■ **Request**
Copy each line in the data that includes the word "this".

■ **Materials provided**
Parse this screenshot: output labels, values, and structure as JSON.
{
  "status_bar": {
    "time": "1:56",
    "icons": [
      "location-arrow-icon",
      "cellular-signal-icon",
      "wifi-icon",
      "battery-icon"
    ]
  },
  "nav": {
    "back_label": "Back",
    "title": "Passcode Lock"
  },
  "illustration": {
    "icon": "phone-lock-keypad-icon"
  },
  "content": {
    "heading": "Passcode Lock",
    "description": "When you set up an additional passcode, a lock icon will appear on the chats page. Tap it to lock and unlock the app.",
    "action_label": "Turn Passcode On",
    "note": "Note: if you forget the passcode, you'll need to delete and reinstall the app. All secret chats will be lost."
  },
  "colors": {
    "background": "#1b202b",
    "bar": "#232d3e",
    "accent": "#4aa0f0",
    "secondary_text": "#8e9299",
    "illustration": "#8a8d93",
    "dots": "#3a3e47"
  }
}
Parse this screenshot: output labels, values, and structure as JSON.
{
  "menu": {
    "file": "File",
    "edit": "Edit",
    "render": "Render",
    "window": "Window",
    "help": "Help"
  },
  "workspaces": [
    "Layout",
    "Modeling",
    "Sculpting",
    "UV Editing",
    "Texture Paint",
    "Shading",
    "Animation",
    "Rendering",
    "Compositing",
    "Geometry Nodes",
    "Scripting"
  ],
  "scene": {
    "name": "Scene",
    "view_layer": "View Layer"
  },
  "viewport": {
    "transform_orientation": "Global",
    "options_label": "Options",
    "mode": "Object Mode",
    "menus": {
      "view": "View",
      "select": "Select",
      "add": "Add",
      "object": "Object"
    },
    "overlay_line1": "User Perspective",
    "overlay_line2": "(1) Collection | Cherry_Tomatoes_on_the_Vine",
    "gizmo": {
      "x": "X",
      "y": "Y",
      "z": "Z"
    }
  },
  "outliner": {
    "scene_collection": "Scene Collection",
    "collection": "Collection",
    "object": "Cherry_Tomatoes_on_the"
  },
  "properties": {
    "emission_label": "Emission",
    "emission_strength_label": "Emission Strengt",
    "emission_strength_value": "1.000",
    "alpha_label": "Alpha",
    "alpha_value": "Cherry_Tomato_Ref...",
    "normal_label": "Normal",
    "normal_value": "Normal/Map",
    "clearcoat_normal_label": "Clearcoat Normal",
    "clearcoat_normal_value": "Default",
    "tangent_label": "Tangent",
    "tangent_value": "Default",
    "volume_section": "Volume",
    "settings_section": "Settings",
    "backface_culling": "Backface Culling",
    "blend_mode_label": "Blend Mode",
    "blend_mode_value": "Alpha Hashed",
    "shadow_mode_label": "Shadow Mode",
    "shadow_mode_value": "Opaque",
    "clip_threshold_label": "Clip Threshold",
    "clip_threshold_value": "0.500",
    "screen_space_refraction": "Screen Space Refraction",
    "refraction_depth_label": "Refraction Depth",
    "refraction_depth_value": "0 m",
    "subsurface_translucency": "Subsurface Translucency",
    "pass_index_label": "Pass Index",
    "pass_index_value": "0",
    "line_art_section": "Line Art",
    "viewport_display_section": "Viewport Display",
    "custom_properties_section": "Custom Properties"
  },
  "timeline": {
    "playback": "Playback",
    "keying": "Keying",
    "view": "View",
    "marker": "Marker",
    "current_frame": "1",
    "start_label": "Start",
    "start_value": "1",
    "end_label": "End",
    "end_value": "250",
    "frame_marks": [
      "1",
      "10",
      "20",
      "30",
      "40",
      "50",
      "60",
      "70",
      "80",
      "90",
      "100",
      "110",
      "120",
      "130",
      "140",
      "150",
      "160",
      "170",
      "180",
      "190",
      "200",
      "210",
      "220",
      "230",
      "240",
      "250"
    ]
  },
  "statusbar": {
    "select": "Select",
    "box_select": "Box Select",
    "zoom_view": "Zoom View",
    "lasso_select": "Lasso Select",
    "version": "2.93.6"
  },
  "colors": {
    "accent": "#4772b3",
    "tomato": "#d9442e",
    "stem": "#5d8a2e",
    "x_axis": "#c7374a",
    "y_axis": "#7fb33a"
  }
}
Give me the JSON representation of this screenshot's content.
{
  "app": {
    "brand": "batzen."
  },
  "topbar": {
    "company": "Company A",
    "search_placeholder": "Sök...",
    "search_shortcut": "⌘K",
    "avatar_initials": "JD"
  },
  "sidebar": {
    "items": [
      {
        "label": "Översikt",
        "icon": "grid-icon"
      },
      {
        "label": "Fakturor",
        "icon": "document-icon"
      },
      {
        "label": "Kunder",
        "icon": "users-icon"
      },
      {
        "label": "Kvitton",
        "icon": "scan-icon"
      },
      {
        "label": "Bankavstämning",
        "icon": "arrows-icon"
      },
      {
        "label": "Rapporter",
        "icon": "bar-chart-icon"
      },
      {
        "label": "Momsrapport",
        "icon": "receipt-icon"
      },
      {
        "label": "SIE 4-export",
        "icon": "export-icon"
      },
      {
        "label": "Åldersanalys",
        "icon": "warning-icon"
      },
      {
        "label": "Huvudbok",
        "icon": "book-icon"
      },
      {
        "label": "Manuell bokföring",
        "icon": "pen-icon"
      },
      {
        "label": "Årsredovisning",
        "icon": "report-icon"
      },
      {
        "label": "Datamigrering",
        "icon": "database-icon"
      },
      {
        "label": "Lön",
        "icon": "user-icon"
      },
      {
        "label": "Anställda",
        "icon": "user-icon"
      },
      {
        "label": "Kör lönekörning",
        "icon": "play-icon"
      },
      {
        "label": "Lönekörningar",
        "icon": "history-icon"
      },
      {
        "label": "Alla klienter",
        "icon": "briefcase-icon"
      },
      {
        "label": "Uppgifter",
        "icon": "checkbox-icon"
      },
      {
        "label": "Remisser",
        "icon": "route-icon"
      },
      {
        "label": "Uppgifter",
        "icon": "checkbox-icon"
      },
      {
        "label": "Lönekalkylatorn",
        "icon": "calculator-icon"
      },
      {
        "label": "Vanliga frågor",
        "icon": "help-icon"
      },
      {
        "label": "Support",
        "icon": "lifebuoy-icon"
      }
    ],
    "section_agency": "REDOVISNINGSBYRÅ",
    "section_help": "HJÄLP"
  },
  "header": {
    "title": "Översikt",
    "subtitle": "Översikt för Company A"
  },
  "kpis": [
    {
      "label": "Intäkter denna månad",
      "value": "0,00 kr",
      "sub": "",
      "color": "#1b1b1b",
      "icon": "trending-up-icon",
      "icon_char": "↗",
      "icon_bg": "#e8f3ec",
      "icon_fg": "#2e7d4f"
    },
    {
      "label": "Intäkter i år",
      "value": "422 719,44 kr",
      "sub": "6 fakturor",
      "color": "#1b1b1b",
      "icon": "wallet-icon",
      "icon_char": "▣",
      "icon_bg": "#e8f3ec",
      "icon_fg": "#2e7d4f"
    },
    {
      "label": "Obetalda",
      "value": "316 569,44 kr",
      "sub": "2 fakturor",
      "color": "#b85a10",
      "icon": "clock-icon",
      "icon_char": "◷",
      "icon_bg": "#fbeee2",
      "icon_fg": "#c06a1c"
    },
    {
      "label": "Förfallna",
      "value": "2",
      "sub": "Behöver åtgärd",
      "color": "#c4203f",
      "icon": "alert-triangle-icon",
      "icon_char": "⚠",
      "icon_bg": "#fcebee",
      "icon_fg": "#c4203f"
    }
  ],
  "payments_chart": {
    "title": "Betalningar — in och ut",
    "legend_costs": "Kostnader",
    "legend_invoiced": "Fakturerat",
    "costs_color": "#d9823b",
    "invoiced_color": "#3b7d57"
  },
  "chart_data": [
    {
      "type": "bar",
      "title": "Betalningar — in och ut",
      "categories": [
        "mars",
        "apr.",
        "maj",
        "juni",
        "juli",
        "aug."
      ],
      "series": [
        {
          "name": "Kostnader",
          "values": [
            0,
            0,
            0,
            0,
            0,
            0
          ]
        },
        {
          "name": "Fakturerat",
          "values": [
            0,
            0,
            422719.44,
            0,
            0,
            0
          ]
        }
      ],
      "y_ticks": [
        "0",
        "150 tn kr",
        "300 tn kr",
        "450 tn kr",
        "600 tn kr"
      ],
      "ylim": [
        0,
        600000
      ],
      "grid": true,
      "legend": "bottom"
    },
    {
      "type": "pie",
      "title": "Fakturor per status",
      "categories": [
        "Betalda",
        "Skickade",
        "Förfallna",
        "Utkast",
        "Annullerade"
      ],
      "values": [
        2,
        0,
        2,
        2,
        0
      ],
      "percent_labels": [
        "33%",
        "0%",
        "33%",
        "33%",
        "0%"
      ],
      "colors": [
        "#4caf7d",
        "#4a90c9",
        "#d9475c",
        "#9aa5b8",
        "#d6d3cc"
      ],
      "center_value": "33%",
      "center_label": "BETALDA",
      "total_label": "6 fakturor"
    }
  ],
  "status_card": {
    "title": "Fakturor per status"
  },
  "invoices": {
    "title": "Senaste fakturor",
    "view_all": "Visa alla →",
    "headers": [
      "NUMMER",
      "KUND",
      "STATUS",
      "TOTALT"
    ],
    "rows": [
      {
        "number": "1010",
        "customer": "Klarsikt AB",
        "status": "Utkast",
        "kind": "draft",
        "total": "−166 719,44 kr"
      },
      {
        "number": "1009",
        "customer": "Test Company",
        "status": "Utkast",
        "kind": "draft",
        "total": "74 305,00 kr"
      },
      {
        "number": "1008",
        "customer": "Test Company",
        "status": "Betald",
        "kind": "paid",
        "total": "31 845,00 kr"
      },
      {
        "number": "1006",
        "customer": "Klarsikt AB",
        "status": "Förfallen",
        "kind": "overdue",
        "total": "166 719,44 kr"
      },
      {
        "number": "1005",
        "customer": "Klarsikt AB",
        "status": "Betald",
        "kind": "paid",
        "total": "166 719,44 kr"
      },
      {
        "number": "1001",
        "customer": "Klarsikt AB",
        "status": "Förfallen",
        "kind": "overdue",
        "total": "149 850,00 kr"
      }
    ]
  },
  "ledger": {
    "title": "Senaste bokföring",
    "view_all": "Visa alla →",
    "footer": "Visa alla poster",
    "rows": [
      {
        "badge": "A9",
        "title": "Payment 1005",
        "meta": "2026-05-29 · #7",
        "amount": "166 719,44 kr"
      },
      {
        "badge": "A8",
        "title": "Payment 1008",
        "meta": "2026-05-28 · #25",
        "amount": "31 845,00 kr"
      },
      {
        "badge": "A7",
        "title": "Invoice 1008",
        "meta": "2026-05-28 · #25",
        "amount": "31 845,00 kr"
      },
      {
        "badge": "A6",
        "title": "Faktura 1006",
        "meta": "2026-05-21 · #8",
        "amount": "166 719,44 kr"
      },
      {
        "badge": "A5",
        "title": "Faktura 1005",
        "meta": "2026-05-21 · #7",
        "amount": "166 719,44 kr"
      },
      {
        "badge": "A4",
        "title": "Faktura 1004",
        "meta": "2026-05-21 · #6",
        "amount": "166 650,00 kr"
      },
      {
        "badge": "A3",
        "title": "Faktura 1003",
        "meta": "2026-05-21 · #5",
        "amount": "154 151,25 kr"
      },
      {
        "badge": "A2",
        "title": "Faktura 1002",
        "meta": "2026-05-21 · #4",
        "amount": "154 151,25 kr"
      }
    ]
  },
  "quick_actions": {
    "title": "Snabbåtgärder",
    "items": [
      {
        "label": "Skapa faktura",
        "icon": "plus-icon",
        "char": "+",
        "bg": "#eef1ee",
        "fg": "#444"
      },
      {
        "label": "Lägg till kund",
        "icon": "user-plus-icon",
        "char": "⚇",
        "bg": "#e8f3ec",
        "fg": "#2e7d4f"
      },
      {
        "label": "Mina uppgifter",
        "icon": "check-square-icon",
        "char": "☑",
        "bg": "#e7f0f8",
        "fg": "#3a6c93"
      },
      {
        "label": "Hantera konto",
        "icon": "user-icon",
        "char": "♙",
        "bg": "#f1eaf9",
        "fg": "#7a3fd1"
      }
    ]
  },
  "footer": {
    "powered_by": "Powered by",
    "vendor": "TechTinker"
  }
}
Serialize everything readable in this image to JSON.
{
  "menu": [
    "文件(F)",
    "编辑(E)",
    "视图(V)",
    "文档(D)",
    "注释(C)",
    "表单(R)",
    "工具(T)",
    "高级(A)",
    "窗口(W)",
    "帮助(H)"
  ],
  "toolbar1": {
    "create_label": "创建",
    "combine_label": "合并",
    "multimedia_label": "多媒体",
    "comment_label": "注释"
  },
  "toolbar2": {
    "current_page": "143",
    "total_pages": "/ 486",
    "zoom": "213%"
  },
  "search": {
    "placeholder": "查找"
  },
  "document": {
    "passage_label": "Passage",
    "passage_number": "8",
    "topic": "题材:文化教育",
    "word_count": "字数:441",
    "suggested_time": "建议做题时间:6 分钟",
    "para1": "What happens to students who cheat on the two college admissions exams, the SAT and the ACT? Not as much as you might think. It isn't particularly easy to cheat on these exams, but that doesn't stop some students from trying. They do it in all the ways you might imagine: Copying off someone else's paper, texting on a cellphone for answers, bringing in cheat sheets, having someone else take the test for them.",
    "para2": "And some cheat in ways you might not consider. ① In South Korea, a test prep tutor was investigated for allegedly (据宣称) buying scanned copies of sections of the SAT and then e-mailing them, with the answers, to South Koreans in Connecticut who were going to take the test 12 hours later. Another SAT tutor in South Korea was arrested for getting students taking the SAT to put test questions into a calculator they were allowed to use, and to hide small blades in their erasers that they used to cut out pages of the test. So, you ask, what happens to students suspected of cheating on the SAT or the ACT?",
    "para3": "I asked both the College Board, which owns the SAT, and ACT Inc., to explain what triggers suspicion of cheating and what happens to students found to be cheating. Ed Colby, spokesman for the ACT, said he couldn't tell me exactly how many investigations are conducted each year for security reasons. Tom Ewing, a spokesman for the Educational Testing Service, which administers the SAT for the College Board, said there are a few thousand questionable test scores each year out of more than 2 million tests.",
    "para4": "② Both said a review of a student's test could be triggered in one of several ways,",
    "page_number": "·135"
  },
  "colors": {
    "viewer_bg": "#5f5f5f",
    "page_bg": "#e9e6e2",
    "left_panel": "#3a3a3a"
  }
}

■ **Written answer**
Parse this screenshot: output labels, values, and structure as JSON.
Parse this screenshot: output labels, values, and structure as JSON.
Give me the JSON representation of this screenshot's content.
Serialize everything readable in this image to JSON.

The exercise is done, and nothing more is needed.